Collection entries:
* * * *

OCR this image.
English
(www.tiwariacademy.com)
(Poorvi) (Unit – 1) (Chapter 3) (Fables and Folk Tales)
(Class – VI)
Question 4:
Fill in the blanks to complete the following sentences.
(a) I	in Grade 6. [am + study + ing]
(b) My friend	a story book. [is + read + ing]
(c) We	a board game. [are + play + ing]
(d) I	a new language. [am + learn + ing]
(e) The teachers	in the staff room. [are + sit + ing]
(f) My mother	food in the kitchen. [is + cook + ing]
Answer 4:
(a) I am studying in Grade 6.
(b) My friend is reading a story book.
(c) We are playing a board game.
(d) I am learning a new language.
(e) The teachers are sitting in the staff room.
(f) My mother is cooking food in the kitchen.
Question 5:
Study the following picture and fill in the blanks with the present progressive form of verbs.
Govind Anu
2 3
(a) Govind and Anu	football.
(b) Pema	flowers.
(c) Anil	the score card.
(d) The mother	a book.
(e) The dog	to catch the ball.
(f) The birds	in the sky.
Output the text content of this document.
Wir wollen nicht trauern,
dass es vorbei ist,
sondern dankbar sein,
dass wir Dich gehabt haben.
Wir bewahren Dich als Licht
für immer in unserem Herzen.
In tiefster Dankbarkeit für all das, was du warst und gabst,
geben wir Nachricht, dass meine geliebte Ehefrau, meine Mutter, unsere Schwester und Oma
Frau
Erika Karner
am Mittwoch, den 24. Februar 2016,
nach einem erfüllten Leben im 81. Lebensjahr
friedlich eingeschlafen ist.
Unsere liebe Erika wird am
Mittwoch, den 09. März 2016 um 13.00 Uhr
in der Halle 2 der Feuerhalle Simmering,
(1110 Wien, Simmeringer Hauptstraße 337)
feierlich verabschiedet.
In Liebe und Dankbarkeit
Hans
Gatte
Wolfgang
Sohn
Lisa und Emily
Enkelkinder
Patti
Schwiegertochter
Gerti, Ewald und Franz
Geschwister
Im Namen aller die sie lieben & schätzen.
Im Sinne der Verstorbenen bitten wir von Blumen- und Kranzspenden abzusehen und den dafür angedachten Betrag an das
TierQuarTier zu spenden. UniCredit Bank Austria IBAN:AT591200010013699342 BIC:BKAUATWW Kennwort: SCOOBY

* * * *

## Problem statement
Restate the whole listing exactly, leaving out nothing.

## Task answer
OCR this image.
English
(www.tiwariacademy.com)
(Poorvi) (Unit – 1) (Chapter 3) (Fables and Folk Tales)
(Class – VI)
Question 4:
Fill in the blanks to complete the following sentences.
(a) I	in Grade 6. [am + study + ing]
(b) My friend	a story book. [is + read + ing]
(c) We	a board game. [are + play + ing]
(d) I	a new language. [am + learn + ing]
(e) The teachers	in the staff room. [are + sit + ing]
(f) My mother	food in the kitchen. [is + cook + ing]
Answer 4:
(a) I am studying in Grade 6.
(b) My friend is reading a story book.
(c) We are playing a board game.
(d) I am learning a new language.
(e) The teachers are sitting in the staff room.
(f) My mother is cooking food in the kitchen.
Question 5:
Study the following picture and fill in the blanks with the present progressive form of verbs.
Govind Anu
2 3
(a) Govind and Anu	football.
(b) Pema	flowers.
(c) Anil	the score card.
(d) The mother	a book.
(e) The dog	to catch the ball.
(f) The birds	in the sky.
Output the text content of this document.
Wir wollen nicht trauern,
dass es vorbei ist,
sondern dankbar sein,
dass wir Dich gehabt haben.
Wir bewahren Dich als Licht
für immer in unserem Herzen.
In tiefster Dankbarkeit für all das, was du warst und gabst,
geben wir Nachricht, dass meine geliebte Ehefrau, meine Mutter, unsere Schwester und Oma
Frau
Erika Karner
am Mittwoch, den 24. Februar 2016,
nach einem erfüllten Leben im 81. Lebensjahr
friedlich eingeschlafen ist.
Unsere liebe Erika wird am
Mittwoch, den 09. März 2016 um 13.00 Uhr
in der Halle 2 der Feuerhalle Simmering,
(1110 Wien, Simmeringer Hauptstraße 337)
feierlich verabschiedet.
In Liebe und Dankbarkeit
Hans
Gatte
Wolfgang
Sohn
Lisa und Emily
Enkelkinder
Patti
Schwiegertochter
Gerti, Ewald und Franz
Geschwister
Im Namen aller die sie lieben & schätzen.
Im Sinne der Verstorbenen bitten wir von Blumen- und Kranzspenden abzusehen und den dafür angedachten Betrag an das
TierQuarTier zu spenden. UniCredit Bank Austria IBAN:AT591200010013699342 BIC:BKAUATWW Kennwort: SCOOBY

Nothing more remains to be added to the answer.